- **THE PROBLEM**: Below are some records; return each one exactly.

- **INPUT MATERIAL**:
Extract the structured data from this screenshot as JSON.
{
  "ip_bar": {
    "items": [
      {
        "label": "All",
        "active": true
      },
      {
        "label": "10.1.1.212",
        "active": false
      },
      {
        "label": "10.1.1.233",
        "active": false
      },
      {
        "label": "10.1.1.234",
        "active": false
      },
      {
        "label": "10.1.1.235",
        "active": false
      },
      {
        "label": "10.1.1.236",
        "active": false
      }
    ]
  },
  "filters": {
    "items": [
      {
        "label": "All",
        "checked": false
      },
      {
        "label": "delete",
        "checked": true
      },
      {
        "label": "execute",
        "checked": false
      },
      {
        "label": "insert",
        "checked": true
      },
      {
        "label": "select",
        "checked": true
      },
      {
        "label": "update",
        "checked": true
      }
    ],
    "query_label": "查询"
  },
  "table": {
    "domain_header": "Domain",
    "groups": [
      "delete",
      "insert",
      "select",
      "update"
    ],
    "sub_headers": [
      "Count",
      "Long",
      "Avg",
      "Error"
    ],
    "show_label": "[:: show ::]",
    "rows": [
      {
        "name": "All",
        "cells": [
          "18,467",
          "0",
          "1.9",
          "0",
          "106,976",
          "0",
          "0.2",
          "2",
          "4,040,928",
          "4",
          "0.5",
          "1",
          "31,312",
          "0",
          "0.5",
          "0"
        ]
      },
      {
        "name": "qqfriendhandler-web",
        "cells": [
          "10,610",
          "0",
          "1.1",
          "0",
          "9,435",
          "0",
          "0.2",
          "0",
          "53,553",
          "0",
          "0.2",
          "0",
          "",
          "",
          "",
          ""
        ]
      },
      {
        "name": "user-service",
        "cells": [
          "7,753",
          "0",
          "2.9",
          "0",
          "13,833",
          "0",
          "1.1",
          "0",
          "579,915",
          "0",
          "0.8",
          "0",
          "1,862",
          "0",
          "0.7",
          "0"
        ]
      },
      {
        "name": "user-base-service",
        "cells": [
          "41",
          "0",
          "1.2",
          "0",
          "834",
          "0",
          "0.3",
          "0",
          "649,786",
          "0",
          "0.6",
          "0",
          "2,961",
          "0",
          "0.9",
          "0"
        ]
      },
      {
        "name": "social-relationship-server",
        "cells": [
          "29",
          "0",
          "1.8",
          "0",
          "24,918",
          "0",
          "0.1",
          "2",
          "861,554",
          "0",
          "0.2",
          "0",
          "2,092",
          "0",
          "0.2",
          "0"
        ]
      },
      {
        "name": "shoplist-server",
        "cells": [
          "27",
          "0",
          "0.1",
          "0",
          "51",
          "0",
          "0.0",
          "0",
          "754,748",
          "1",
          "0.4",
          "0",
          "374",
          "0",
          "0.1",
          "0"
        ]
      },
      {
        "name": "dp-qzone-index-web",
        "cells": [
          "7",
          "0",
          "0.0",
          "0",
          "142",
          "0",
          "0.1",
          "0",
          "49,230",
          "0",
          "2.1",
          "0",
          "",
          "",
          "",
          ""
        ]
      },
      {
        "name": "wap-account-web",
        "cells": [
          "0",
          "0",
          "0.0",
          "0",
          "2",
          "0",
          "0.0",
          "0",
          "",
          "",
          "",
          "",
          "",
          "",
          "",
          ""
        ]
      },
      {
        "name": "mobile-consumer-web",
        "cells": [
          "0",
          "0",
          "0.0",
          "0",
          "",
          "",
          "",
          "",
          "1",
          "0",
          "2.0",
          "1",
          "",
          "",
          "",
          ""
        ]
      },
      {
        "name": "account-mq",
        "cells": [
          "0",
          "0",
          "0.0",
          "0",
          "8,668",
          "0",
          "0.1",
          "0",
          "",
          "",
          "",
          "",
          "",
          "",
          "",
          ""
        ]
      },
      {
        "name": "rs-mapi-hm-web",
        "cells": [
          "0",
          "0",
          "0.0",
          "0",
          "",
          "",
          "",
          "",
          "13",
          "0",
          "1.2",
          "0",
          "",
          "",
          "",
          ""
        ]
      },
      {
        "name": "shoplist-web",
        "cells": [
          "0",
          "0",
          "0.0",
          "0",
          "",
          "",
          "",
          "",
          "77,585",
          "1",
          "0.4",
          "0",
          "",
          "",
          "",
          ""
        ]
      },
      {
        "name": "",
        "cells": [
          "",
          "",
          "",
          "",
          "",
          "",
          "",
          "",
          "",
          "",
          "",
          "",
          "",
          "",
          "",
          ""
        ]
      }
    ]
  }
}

- **SOLUTION FOR THIS EXERCISE**:
Extract the structured data from this screenshot as JSON.
{
  "ip_bar": {
    "items": [
      {
        "label": "All",
        "active": true
      },
      {
        "label": "10.1.1.212",
        "active": false
      },
      {
        "label": "10.1.1.233",
        "active": false
      },
      {
        "label": "10.1.1.234",
        "active": false
      },
      {
        "label": "10.1.1.235",
        "active": false
      },
      {
        "label": "10.1.1.236",
        "active": false
      }
    ]
  },
  "filters": {
    "items": [
      {
        "label": "All",
        "checked": false
      },
      {
        "label": "delete",
        "checked": true
      },
      {
        "label": "execute",
        "checked": false
      },
      {
        "label": "insert",
        "checked": true
      },
      {
        "label": "select",
        "checked": true
      },
      {
        "label": "update",
        "checked": true
      }
    ],
    "query_label": "查询"
  },
  "table": {
    "domain_header": "Domain",
    "groups": [
      "delete",
      "insert",
      "select",
      "update"
    ],
    "sub_headers": [
      "Count",
      "Long",
      "Avg",
      "Error"
    ],
    "show_label": "[:: show ::]",
    "rows": [
      {
        "name": "All",
        "cells": [
          "18,467",
          "0",
          "1.9",
          "0",
          "106,976",
          "0",
          "0.2",
          "2",
          "4,040,928",
          "4",
          "0.5",
          "1",
          "31,312",
          "0",
          "0.5",
          "0"
        ]
      },
      {
        "name": "qqfriendhandler-web",
        "cells": [
          "10,610",
          "0",
          "1.1",
          "0",
          "9,435",
          "0",
          "0.2",
          "0",
          "53,553",
          "0",
          "0.2",
          "0",
          "",
          "",
          "",
          ""
        ]
      },
      {
        "name": "user-service",
        "cells": [
          "7,753",
          "0",
          "2.9",
          "0",
          "13,833",
          "0",
          "1.1",
          "0",
          "579,915",
          "0",
          "0.8",
          "0",
          "1,862",
          "0",
          "0.7",
          "0"
        ]
      },
      {
        "name": "user-base-service",
        "cells": [
          "41",
          "0",
          "1.2",
          "0",
          "834",
          "0",
          "0.3",
          "0",
          "649,786",
          "0",
          "0.6",
          "0",
          "2,961",
          "0",
          "0.9",
          "0"
        ]
      },
      {
        "name": "social-relationship-server",
        "cells": [
          "29",
          "0",
          "1.8",
          "0",
          "24,918",
          "0",
          "0.1",
          "2",
          "861,554",
          "0",
          "0.2",
          "0",
          "2,092",
          "0",
          "0.2",
          "0"
        ]
      },
      {
        "name": "shoplist-server",
        "cells": [
          "27",
          "0",
          "0.1",
          "0",
          "51",
          "0",
          "0.0",
          "0",
          "754,748",
          "1",
          "0.4",
          "0",
          "374",
          "0",
          "0.1",
          "0"
        ]
      },
      {
        "name": "dp-qzone-index-web",
        "cells": [
          "7",
          "0",
          "0.0",
          "0",
          "142",
          "0",
          "0.1",
          "0",
          "49,230",
          "0",
          "2.1",
          "0",
          "",
          "",
          "",
          ""
        ]
      },
      {
        "name": "wap-account-web",
        "cells": [
          "0",
          "0",
          "0.0",
          "0",
          "2",
          "0",
          "0.0",
          "0",
          "",
          "",
          "",
          "",
          "",
          "",
          "",
          ""
        ]
      },
      {
        "name": "mobile-consumer-web",
        "cells": [
          "0",
          "0",
          "0.0",
          "0",
          "",
          "",
          "",
          "",
          "1",
          "0",
          "2.0",
          "1",
          "",
          "",
          "",
          ""
        ]
      },
      {
        "name": "account-mq",
        "cells": [
          "0",
          "0",
          "0.0",
          "0",
          "8,668",
          "0",
          "0.1",
          "0",
          "",
          "",
          "",
          "",
          "",
          "",
          "",
          ""
        ]
      },
      {
        "name": "rs-mapi-hm-web",
        "cells": [
          "0",
          "0",
          "0.0",
          "0",
          "",
          "",
          "",
          "",
          "13",
          "0",
          "1.2",
          "0",
          "",
          "",
          "",
          ""
        ]
      },
      {
        "name": "shoplist-web",
        "cells": [
          "0",
          "0",
          "0.0",
          "0",
          "",
          "",
          "",
          "",
          "77,585",
          "1",
          "0.4",
          "0",
          "",
          "",
          "",
          ""
        ]
      },
      {
        "name": "",
        "cells": [
          "",
          "",
          "",
          "",
          "",
          "",
          "",
          "",
          "",
          "",
          "",
          "",
          "",
          "",
          "",
          ""
        ]
      }
    ]
  }
}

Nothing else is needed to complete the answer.